◆ Records about charts and figures:
^^^^

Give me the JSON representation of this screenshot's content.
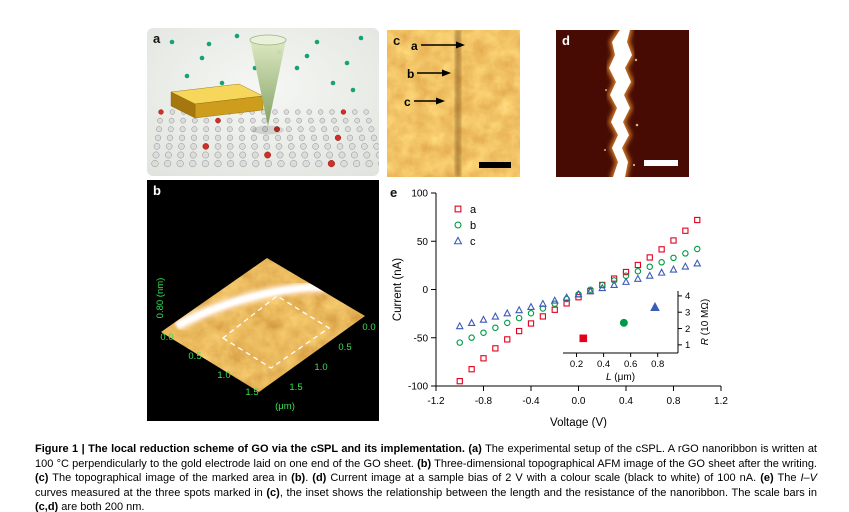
{
  "figure_label": "Figure 1",
  "panel_labels": {
    "a": "a",
    "b": "b",
    "c": "c",
    "d": "d",
    "e": "e"
  },
  "panel_b": {
    "z_axis": "0.80 (nm)",
    "x_ticks": [
      "0.0",
      "0.5",
      "1.0",
      "1.5"
    ],
    "x_unit": "(μm)",
    "y_ticks": [
      "0.0",
      "0.5",
      "1.0",
      "1.5"
    ]
  },
  "panel_c": {
    "spot_labels": [
      "a",
      "b",
      "c"
    ]
  },
  "chart_data": {
    "type": "scatter",
    "title": "",
    "xlabel": "Voltage (V)",
    "ylabel": "Current (nA)",
    "xlim": [
      -1.2,
      1.2
    ],
    "ylim": [
      -100,
      100
    ],
    "xtick_vals": [
      -1.2,
      -0.8,
      -0.4,
      0.0,
      0.4,
      0.8,
      1.2
    ],
    "xtick_labels": [
      "-1.2",
      "-0.8",
      "-0.4",
      "0.0",
      "0.4",
      "0.8",
      "1.2"
    ],
    "ytick_vals": [
      100,
      50,
      0,
      -50,
      -100
    ],
    "ytick_labels": [
      "100",
      "50",
      "0",
      "-50",
      "-100"
    ],
    "grid": false,
    "legend_position": "upper-left",
    "x": [
      -1.0,
      -0.9,
      -0.8,
      -0.7,
      -0.6,
      -0.5,
      -0.4,
      -0.3,
      -0.2,
      -0.1,
      0.0,
      0.1,
      0.2,
      0.3,
      0.4,
      0.5,
      0.6,
      0.7,
      0.8,
      0.9,
      1.0
    ],
    "series": [
      {
        "name": "a",
        "marker": "square",
        "color": "#e2001e",
        "values": [
          -95,
          -82.6,
          -71.3,
          -61,
          -51.7,
          -43.1,
          -35.2,
          -27.9,
          -21,
          -14.4,
          -8,
          -1.7,
          4.7,
          11.3,
          18.1,
          25.4,
          33.2,
          41.6,
          50.8,
          60.9,
          72
        ]
      },
      {
        "name": "b",
        "marker": "circle",
        "color": "#009a46",
        "values": [
          -55,
          -49.9,
          -44.8,
          -39.7,
          -34.6,
          -29.6,
          -24.6,
          -19.7,
          -14.8,
          -9.9,
          -5,
          -0.2,
          4.6,
          9.4,
          14.2,
          18.9,
          23.6,
          28.2,
          32.8,
          37.4,
          42
        ]
      },
      {
        "name": "c",
        "marker": "triangle",
        "color": "#3d5cb8",
        "values": [
          -38,
          -34.7,
          -31.3,
          -28,
          -24.7,
          -21.4,
          -18.1,
          -14.8,
          -11.5,
          -8.3,
          -5,
          -1.8,
          1.5,
          4.7,
          7.9,
          11.1,
          14.3,
          17.5,
          20.7,
          23.8,
          27
        ]
      }
    ],
    "inset": {
      "xlabel_var": "L",
      "xlabel_rest": " (μm)",
      "ylabel_var": "R",
      "ylabel_rest": " (10 MΩ)",
      "xlim": [
        0.1,
        0.95
      ],
      "ylim": [
        0.5,
        4.3
      ],
      "xtick_vals": [
        0.2,
        0.4,
        0.6,
        0.8
      ],
      "xtick_labels": [
        "0.2",
        "0.4",
        "0.6",
        "0.8"
      ],
      "ytick_vals": [
        1,
        2,
        3,
        4
      ],
      "ytick_labels": [
        "1",
        "2",
        "3",
        "4"
      ],
      "points": [
        {
          "series": "a",
          "L": 0.25,
          "R": 1.4
        },
        {
          "series": "b",
          "L": 0.55,
          "R": 2.35
        },
        {
          "series": "c",
          "L": 0.78,
          "R": 3.3
        }
      ]
    }
  },
  "caption": {
    "segments": [
      [
        "b",
        "Figure 1 | The local reduction scheme of GO via the cSPL and its implementation. "
      ],
      [
        "b",
        "(a)"
      ],
      [
        "n",
        " The experimental setup of the cSPL. A rGO nanoribbon is written at 100 °C perpendicularly to the gold electrode laid on one end of the GO sheet. "
      ],
      [
        "b",
        "(b)"
      ],
      [
        "n",
        " Three-dimensional topographical AFM image of the GO sheet after the writing. "
      ],
      [
        "b",
        "(c)"
      ],
      [
        "n",
        " The topographical image of the marked area in "
      ],
      [
        "b",
        "(b)"
      ],
      [
        "n",
        ". "
      ],
      [
        "b",
        "(d)"
      ],
      [
        "n",
        " Current image at a sample bias of 2 V with a colour scale (black to white) of 100 nA. "
      ],
      [
        "b",
        "(e)"
      ],
      [
        "n",
        " The "
      ],
      [
        "i",
        "I"
      ],
      [
        "n",
        "–"
      ],
      [
        "i",
        "V"
      ],
      [
        "n",
        " curves measured at the three spots marked in "
      ],
      [
        "b",
        "(c)"
      ],
      [
        "n",
        ", the inset shows the relationship between the length and the resistance of the nanoribbon. The scale bars in "
      ],
      [
        "b",
        "(c,d)"
      ],
      [
        "n",
        " are both 200 nm."
      ]
    ]
  }
}
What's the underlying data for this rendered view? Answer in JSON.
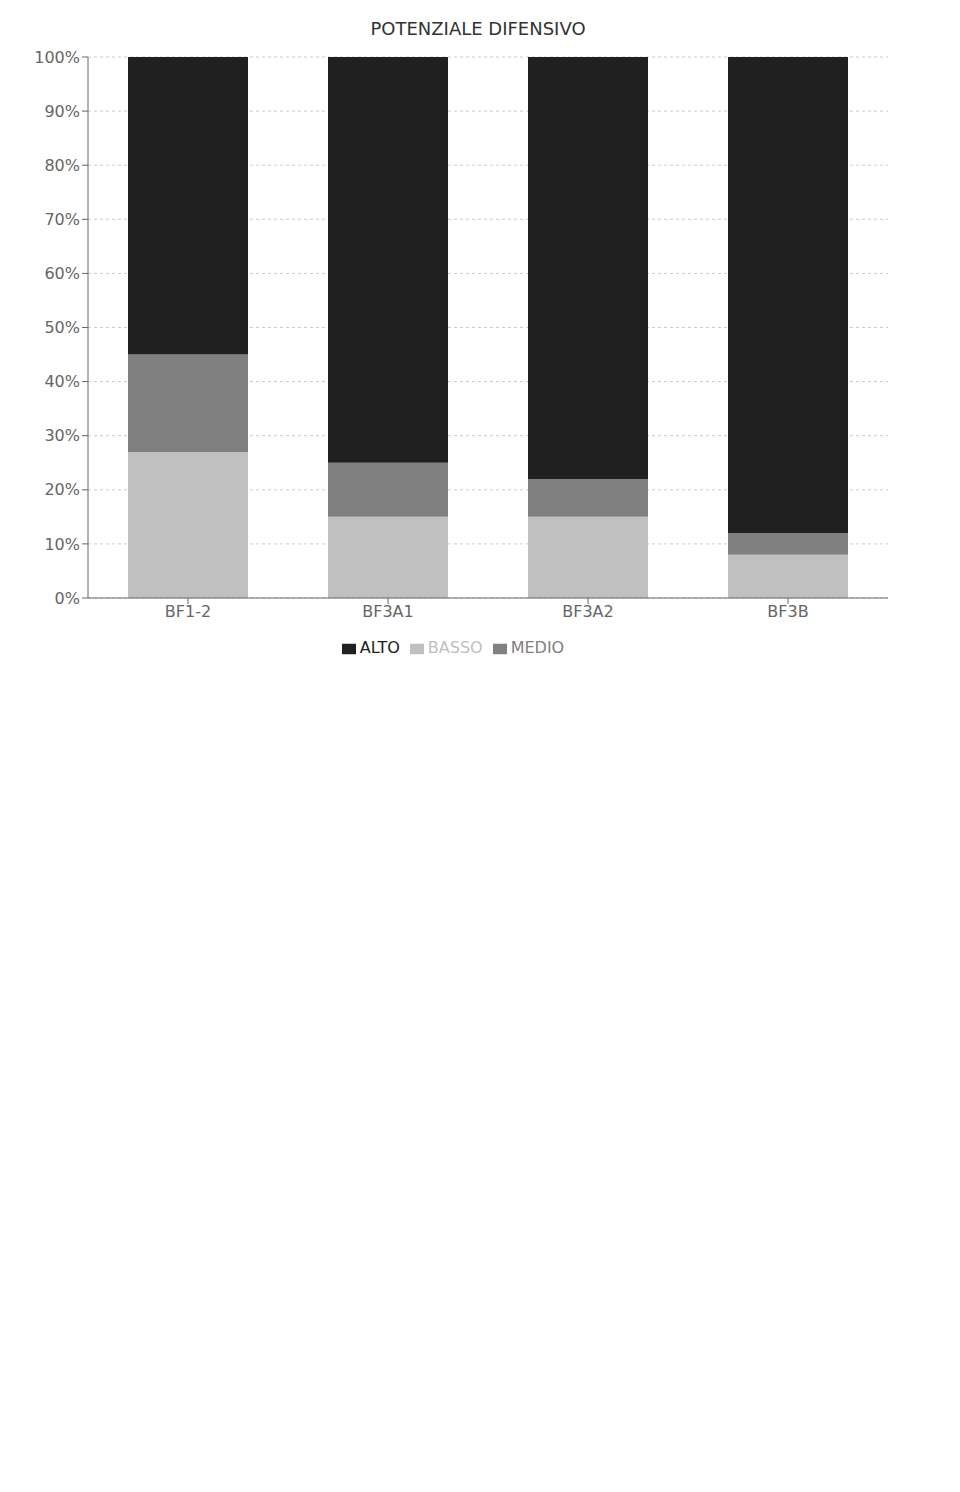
{
  "chart_data": {
    "type": "bar",
    "title": "POTENZIALE DIFENSIVO",
    "categories": [
      "BF1-2",
      "BF3A1",
      "BF3A2",
      "BF3B"
    ],
    "series": [
      {
        "name": "BASSO",
        "color": "#c0c0c0",
        "values": [
          0.27,
          0.15,
          0.15,
          0.08
        ]
      },
      {
        "name": "MEDIO",
        "color": "#808080",
        "values": [
          0.18,
          0.1,
          0.07,
          0.04
        ]
      },
      {
        "name": "ALTO",
        "color": "#202020",
        "values": [
          0.55,
          0.75,
          0.78,
          0.88
        ]
      }
    ],
    "stacked": true,
    "ylim": [
      0,
      1.0
    ],
    "yticks": [
      {
        "value": 0,
        "label": "0%"
      },
      {
        "value": 0.1,
        "label": "10%"
      },
      {
        "value": 0.2,
        "label": "20%"
      },
      {
        "value": 0.3,
        "label": "30%"
      },
      {
        "value": 0.4,
        "label": "40%"
      },
      {
        "value": 0.5,
        "label": "50%"
      },
      {
        "value": 0.6,
        "label": "60%"
      },
      {
        "value": 0.7,
        "label": "70%"
      },
      {
        "value": 0.8,
        "label": "80%"
      },
      {
        "value": 0.9,
        "label": "90%"
      },
      {
        "value": 1.0,
        "label": "100%"
      }
    ],
    "grid": true,
    "legend": "bottom"
  }
}
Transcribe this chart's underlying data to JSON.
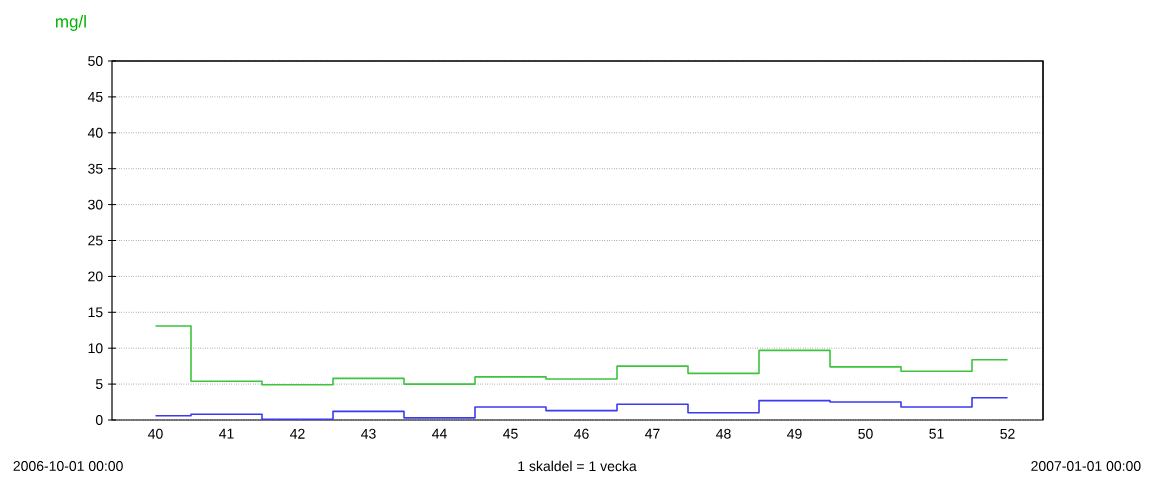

^^^^

◆ Brief:
Pull out every line in the material above where "inset" occurs.

◆ Output for this task:
    "inset": {
        ", the inset shows the relationship between the length and the resistance of the nanoribbon. The scale bars in "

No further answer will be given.